» **Data**:
=-=-=

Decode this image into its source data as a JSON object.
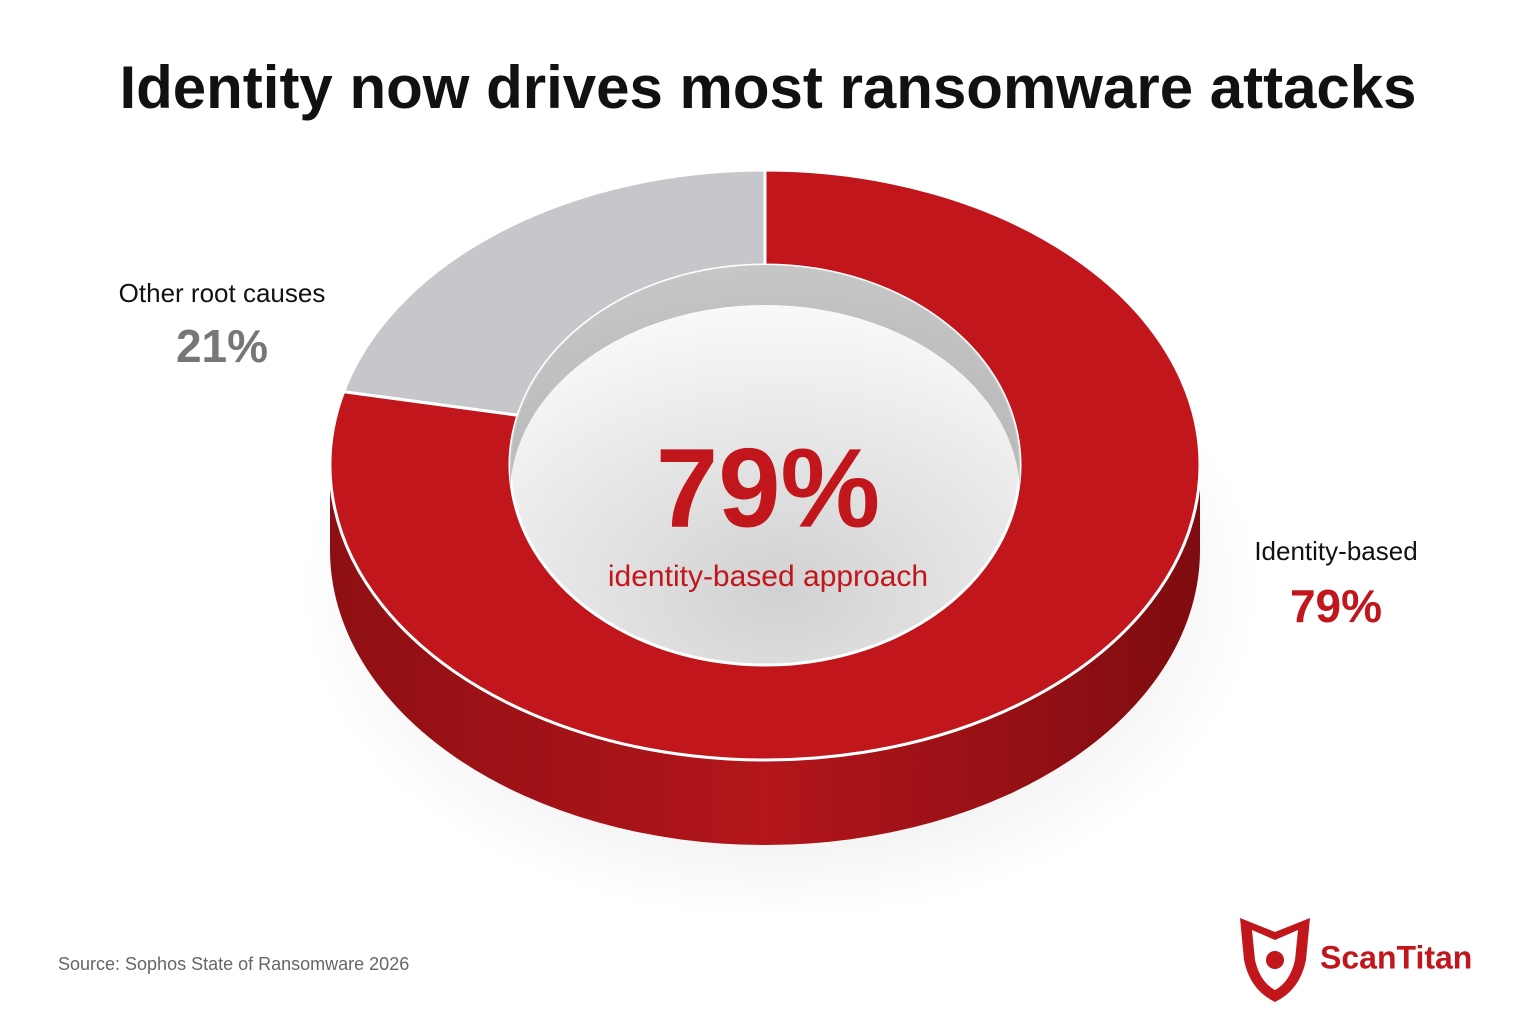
{
  "chart_data": {
    "type": "donut",
    "title": "Identity now drives most ransomware attacks",
    "categories": [
      "Identity-based",
      "Other root causes"
    ],
    "values": [
      79,
      21
    ],
    "value_labels": [
      "79%",
      "21%"
    ],
    "colors": [
      "#c0161c",
      "#c6c7ca"
    ],
    "center_label": "identity-based approach",
    "source": "Source: Sophos State of Ransomware 2026",
    "brand": "ScanTitan"
  }
}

=-=-=

» **Problem statement**: Identify every line above with the string "based" in it. Copy those lines.

» **Exercise solution**:
      "Identity-based",
    "center_label": "identity-based approach",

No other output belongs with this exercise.